PROBLEM DETAILS - Among the entries, which lines carry the string "this"? Copy each of them.

[BEGIN RAW RECORDS]

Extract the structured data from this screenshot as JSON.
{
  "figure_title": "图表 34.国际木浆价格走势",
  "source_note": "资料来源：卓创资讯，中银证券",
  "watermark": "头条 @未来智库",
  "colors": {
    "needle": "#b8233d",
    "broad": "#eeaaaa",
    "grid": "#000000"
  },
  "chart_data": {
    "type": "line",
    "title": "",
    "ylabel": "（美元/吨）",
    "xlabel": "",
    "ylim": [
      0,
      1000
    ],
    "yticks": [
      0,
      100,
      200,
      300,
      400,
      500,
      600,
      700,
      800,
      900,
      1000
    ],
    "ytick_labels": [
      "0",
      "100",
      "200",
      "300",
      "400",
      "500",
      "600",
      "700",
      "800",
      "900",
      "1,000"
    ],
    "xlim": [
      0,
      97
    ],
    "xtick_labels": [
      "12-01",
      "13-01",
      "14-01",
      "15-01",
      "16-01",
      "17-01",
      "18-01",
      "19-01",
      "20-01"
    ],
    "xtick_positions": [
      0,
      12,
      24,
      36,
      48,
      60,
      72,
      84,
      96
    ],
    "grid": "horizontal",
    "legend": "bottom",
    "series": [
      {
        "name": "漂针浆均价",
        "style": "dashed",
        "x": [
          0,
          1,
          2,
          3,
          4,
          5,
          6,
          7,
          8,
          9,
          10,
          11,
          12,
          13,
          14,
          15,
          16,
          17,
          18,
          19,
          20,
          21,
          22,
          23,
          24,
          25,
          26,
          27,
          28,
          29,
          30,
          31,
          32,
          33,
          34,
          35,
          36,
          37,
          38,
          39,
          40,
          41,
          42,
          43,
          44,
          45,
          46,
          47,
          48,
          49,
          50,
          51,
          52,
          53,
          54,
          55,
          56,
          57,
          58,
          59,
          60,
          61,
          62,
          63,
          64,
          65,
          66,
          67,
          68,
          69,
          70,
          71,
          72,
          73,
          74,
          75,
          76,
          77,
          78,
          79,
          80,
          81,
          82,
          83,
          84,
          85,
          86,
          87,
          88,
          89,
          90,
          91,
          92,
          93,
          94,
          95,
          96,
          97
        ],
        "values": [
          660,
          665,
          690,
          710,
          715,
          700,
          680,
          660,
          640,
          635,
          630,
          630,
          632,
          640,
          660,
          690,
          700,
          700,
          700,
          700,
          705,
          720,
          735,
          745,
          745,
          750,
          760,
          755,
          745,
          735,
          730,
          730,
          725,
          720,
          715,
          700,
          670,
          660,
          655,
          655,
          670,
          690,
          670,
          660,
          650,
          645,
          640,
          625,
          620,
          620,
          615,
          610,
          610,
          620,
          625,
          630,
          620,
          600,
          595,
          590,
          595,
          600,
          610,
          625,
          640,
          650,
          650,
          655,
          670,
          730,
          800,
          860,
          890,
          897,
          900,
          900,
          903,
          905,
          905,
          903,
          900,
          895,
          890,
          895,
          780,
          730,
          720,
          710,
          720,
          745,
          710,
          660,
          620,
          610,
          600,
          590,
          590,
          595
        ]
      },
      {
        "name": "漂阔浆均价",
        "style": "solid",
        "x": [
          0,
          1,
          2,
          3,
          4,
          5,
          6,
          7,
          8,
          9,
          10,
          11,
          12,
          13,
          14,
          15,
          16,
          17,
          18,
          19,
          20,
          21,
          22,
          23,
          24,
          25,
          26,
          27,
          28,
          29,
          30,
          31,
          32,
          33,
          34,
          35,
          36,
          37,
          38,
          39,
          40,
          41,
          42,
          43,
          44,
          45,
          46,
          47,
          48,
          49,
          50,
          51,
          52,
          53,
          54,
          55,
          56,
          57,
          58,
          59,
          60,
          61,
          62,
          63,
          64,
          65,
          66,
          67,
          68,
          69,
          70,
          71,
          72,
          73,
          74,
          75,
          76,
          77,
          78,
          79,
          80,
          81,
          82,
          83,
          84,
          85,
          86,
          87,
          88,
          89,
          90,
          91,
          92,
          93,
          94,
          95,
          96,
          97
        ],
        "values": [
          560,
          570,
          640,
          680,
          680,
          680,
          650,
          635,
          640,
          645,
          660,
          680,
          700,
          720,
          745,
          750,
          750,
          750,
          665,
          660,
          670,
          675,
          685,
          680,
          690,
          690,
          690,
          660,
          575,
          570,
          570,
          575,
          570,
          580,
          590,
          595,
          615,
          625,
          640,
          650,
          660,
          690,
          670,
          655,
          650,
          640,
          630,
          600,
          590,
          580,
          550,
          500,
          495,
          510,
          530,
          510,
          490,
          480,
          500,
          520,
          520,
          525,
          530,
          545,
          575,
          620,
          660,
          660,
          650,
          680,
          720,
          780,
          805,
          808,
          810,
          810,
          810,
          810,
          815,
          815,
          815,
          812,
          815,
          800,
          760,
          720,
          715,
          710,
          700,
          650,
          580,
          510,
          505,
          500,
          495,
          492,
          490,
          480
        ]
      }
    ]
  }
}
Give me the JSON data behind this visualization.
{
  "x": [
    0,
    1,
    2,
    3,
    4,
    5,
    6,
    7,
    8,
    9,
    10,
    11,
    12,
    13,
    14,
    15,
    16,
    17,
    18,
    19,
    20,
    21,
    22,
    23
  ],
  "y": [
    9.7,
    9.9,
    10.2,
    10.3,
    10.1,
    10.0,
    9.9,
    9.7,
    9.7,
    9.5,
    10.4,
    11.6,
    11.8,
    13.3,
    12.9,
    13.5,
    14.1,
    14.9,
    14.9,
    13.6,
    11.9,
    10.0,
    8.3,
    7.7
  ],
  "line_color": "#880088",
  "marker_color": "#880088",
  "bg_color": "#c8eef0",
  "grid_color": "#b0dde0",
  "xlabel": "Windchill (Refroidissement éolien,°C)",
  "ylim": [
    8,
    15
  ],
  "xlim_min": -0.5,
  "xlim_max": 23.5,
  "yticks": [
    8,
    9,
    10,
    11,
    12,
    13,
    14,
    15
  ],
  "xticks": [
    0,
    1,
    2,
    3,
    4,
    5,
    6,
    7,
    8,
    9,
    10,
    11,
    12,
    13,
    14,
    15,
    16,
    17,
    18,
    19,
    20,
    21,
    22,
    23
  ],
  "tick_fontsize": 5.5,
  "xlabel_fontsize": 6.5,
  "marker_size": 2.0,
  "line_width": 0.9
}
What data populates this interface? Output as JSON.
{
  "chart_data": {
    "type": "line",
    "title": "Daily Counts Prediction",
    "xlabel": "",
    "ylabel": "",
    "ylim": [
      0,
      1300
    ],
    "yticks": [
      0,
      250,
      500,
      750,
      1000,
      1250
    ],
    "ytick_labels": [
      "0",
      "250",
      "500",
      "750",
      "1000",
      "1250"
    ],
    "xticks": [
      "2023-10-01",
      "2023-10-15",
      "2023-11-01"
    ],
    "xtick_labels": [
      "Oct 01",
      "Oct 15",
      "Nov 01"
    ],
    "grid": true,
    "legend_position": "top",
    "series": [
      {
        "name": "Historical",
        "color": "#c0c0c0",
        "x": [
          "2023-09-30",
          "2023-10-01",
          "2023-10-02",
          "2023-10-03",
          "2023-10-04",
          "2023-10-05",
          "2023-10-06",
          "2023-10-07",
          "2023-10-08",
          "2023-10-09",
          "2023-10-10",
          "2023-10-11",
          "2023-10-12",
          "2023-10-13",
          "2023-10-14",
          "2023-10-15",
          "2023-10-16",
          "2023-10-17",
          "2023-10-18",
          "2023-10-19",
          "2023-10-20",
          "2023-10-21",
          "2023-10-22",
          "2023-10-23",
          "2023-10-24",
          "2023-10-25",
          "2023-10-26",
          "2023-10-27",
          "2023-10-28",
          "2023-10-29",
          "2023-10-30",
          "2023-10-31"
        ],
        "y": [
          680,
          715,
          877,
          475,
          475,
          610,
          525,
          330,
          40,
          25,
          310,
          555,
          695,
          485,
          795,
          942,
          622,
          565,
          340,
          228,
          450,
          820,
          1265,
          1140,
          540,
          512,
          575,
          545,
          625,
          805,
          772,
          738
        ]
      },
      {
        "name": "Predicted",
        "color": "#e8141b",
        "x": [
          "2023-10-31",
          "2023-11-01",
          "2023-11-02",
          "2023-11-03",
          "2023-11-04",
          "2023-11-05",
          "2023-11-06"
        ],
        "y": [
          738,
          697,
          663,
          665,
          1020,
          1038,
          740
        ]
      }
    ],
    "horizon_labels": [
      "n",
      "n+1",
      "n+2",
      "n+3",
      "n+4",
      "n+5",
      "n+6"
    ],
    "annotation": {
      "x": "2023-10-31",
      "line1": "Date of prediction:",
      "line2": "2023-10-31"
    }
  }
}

[END RAW RECORDS]

EXERCISE OUTPUT -
Extract the structured data from this screenshot as JSON.
Give me the JSON data behind this visualization.
What data populates this interface? Output as JSON.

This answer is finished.